**Written instruction**
Find each line with the word "Liquefaction" and state how many there are, nothing more.
::::::::
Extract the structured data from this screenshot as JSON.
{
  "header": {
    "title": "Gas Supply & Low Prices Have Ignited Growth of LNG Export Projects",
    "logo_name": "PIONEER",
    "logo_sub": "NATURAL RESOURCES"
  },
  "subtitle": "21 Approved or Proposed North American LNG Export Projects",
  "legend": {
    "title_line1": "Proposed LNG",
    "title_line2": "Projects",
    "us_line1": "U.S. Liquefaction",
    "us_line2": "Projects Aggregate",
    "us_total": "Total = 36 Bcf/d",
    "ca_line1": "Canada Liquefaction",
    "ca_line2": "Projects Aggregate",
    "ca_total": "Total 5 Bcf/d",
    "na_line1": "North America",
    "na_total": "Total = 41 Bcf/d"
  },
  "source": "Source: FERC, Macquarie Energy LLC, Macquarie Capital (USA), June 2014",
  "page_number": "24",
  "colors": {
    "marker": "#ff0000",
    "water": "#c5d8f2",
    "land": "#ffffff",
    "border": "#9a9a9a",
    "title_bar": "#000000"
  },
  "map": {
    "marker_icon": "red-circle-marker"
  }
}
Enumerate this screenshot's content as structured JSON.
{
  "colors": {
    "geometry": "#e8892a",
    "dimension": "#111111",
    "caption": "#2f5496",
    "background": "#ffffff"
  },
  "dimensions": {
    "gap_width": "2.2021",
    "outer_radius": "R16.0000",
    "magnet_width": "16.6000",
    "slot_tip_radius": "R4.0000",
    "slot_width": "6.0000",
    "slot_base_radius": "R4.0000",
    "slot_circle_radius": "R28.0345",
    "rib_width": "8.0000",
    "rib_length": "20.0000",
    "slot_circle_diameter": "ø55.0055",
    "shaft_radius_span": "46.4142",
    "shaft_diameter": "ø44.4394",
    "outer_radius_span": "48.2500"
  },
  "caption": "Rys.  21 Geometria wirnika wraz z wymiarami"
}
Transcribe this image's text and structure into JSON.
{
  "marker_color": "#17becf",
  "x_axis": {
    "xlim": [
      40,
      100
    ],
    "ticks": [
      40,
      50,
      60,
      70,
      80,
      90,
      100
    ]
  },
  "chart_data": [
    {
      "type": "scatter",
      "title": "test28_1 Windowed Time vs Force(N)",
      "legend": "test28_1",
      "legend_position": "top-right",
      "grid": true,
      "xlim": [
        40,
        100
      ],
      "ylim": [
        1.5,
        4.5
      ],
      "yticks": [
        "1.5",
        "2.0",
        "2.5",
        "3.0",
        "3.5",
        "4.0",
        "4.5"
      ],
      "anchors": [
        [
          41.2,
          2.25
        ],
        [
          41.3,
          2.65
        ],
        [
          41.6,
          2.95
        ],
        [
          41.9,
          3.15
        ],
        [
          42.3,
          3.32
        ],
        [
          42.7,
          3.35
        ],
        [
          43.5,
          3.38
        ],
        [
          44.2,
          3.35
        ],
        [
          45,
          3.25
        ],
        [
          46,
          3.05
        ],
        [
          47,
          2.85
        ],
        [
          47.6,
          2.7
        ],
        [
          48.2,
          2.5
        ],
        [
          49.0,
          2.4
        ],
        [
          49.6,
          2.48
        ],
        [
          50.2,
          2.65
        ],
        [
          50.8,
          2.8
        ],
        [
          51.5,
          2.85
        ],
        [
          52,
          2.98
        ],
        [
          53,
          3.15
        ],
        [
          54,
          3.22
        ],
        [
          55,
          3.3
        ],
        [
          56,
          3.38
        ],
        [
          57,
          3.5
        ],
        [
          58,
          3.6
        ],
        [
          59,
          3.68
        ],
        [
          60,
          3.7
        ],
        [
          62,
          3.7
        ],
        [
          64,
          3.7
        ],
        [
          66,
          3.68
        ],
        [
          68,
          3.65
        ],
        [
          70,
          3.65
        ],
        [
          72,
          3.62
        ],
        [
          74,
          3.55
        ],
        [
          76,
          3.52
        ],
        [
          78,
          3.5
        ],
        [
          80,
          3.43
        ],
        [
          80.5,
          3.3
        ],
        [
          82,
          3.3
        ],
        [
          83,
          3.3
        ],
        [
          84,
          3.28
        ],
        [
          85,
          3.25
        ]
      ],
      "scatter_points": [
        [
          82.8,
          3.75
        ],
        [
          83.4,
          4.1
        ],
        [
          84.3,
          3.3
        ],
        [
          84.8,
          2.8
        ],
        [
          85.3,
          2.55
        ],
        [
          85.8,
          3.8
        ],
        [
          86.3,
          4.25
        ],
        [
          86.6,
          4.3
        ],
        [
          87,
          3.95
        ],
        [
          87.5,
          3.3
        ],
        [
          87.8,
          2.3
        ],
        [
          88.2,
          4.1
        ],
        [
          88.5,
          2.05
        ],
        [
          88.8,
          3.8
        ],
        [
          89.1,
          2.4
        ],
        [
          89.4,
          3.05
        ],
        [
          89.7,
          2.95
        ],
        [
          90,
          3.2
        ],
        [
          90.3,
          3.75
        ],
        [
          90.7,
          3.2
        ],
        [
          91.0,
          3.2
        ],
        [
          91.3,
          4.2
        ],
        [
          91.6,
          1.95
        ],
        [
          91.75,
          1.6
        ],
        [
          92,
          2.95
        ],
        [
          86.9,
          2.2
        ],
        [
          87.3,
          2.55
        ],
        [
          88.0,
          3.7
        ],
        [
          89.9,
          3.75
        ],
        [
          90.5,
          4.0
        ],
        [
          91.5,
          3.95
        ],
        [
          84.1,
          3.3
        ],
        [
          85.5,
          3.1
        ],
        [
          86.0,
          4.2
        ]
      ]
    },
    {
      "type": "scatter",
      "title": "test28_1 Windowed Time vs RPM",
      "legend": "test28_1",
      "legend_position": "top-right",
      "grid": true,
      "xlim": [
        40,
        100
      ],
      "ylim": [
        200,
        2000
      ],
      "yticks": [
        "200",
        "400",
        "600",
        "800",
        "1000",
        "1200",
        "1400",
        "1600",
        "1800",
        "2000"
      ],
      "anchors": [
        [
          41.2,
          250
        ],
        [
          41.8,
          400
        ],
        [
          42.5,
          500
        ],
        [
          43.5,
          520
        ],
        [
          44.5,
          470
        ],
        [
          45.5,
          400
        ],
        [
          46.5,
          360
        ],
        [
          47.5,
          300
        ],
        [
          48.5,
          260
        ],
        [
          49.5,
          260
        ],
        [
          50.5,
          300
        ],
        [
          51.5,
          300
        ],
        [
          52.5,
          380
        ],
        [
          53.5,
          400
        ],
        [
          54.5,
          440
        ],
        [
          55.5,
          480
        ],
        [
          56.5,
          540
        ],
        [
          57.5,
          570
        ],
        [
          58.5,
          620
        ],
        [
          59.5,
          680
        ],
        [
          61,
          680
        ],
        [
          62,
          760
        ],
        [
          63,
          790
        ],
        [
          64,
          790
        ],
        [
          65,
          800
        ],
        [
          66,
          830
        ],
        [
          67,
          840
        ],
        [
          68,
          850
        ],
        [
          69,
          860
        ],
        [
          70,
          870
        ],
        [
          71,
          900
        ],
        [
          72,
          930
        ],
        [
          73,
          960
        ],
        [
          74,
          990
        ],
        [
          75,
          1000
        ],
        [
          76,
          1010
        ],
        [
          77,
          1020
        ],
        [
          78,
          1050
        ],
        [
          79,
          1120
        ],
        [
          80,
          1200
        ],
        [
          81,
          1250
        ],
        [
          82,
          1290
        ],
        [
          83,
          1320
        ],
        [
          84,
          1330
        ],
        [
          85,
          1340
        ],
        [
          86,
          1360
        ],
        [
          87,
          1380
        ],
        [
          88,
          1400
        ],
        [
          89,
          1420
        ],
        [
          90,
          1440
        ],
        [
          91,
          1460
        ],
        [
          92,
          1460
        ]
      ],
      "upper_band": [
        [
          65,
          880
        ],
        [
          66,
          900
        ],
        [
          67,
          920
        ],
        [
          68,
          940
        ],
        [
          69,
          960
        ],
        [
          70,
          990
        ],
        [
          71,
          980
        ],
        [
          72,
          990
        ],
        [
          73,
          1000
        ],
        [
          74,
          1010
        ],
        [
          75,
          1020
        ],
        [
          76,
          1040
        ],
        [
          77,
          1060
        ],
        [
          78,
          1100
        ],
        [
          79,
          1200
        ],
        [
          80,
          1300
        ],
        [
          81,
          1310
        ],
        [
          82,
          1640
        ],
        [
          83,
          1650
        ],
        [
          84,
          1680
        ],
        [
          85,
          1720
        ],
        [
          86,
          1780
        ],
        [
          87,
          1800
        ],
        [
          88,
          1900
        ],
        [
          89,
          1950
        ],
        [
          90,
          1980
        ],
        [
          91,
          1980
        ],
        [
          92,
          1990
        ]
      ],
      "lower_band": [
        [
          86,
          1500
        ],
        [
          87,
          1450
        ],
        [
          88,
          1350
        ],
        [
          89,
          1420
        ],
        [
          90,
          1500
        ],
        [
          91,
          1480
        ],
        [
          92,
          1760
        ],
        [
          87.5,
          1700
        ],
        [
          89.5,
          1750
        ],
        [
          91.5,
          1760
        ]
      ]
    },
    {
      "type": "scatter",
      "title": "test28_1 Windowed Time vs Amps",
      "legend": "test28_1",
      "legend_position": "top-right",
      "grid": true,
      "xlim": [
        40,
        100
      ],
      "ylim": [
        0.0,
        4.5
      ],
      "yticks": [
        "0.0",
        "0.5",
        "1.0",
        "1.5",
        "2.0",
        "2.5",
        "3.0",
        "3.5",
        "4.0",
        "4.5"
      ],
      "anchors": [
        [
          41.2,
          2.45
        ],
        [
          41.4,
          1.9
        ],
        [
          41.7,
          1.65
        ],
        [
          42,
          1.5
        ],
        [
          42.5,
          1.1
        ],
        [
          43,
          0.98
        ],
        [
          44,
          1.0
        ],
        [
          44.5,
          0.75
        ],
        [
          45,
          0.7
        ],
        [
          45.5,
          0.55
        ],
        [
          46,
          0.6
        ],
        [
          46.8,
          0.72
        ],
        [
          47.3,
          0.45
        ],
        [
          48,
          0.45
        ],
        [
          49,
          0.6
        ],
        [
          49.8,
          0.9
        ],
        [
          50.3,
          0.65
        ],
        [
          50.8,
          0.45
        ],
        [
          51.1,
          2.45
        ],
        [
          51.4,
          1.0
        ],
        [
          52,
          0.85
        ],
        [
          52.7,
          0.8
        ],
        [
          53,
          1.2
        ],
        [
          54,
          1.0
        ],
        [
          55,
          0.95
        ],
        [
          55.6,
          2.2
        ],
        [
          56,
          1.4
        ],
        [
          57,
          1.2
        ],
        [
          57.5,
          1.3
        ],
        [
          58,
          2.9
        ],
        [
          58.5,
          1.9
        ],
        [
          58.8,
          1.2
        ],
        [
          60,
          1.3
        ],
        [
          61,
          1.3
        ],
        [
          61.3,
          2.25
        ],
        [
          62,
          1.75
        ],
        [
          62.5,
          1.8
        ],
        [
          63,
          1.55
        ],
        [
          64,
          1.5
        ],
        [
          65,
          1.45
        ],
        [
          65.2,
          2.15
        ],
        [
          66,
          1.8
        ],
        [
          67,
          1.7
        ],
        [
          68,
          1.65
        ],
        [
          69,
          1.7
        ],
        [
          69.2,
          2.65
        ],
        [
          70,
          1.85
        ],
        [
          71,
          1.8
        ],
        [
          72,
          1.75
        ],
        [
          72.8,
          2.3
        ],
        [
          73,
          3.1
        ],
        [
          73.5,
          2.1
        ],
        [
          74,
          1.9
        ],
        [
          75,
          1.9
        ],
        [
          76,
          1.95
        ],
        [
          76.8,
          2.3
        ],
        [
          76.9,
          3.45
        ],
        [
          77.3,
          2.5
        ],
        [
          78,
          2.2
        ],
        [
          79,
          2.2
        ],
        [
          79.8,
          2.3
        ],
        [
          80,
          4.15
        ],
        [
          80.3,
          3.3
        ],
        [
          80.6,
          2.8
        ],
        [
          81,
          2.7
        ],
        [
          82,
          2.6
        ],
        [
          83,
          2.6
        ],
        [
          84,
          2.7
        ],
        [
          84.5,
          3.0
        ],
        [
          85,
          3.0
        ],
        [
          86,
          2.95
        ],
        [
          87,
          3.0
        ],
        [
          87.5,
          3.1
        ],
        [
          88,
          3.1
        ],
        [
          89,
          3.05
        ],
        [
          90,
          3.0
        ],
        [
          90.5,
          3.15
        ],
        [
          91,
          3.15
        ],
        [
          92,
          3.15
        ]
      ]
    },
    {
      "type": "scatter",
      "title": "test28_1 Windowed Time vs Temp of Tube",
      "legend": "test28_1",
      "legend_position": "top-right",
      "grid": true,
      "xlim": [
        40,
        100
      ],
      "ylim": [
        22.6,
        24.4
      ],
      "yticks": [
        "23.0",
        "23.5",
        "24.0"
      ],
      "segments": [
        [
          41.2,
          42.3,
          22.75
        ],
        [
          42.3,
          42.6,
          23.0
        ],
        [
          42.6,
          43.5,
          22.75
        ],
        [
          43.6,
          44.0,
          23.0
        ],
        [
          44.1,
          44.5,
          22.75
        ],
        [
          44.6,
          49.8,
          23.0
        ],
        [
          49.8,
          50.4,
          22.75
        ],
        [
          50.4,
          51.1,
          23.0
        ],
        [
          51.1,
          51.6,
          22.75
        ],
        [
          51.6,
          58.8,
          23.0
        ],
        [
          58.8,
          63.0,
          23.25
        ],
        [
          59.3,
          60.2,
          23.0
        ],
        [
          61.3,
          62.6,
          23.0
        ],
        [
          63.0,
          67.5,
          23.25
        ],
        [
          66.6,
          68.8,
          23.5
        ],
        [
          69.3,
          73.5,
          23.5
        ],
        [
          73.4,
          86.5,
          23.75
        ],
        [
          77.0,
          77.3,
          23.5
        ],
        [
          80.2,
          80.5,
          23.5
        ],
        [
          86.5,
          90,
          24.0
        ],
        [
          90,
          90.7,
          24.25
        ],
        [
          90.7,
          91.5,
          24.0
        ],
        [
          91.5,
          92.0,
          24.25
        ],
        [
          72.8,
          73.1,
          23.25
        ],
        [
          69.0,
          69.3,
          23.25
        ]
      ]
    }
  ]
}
::::::::
**Finished answer**
2